» **WHAT IS REQUIRED**: Where a line in the listing below contains the word "vegetace", copy that line.

» **MATERIAL FOR THE TASK**:
########

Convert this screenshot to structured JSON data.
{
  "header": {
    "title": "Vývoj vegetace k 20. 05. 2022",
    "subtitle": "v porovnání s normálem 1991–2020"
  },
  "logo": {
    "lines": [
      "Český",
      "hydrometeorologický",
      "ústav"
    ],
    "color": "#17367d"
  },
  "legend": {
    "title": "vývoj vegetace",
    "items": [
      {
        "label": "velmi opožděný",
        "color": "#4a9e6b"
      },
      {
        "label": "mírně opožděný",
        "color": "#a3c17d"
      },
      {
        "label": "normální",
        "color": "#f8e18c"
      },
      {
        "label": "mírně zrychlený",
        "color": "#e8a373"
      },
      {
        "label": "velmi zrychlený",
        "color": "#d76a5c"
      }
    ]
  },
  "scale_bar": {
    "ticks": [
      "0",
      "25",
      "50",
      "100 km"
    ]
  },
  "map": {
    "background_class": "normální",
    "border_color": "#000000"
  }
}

########

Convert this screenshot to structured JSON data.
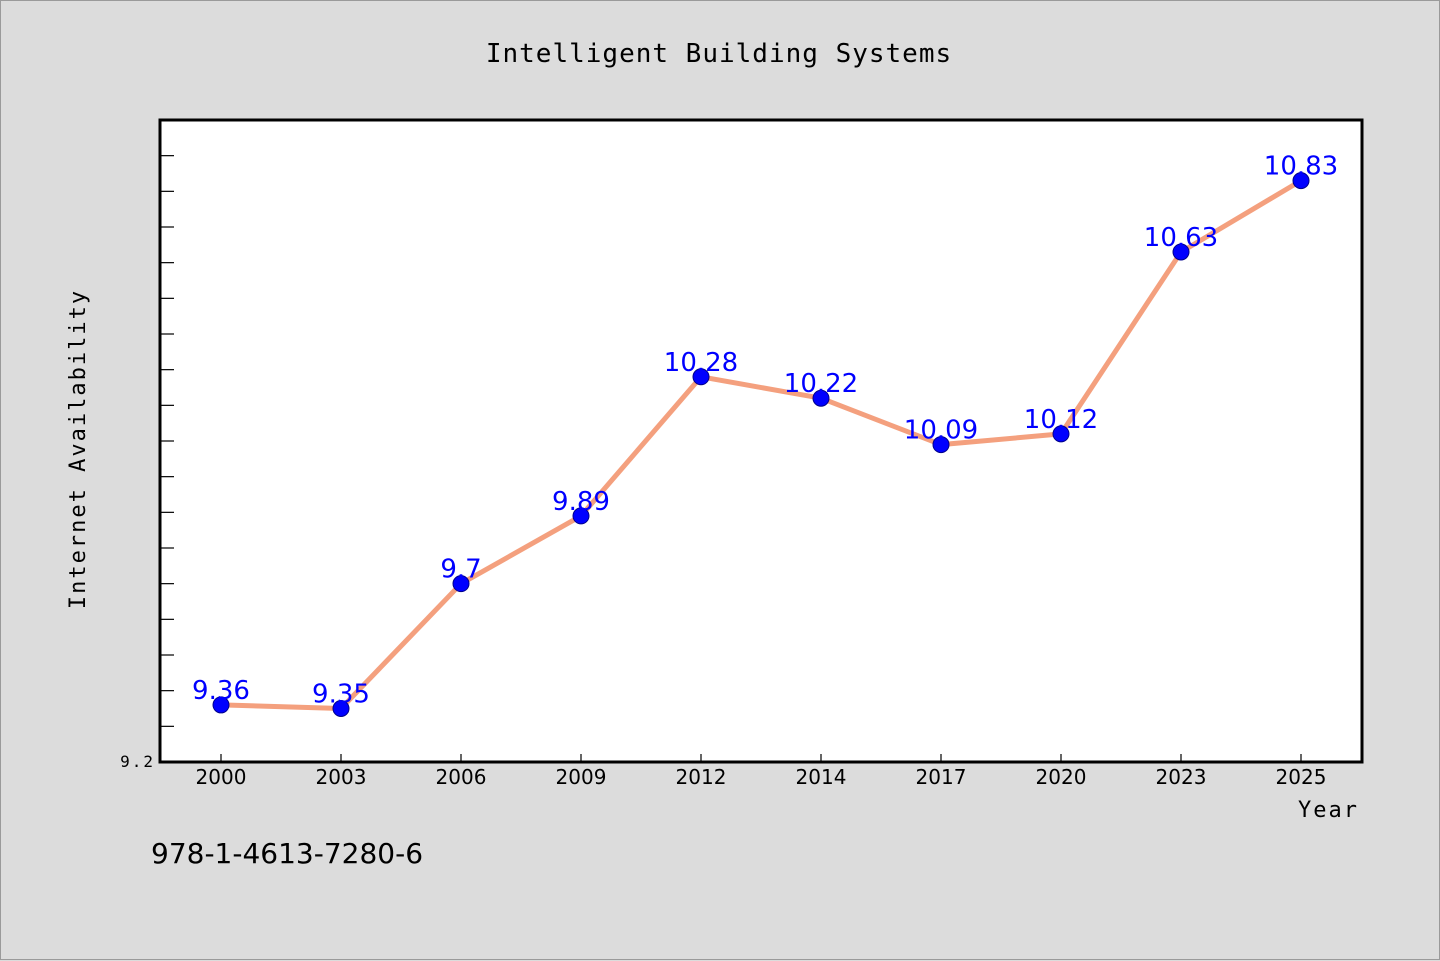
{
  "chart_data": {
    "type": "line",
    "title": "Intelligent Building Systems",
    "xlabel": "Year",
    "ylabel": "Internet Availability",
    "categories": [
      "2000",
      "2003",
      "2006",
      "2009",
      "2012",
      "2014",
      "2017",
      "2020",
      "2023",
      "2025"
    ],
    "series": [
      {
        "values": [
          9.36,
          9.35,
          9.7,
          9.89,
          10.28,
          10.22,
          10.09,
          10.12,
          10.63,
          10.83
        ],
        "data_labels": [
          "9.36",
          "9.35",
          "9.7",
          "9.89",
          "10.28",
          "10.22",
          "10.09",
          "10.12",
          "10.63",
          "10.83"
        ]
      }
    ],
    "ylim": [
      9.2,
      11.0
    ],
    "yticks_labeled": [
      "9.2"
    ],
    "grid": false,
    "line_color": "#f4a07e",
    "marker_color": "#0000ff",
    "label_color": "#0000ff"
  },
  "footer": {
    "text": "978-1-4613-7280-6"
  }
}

########

» **THE OUTPUT**:
    "title": "Vývoj vegetace k 20. 05. 2022",
    "title": "vývoj vegetace",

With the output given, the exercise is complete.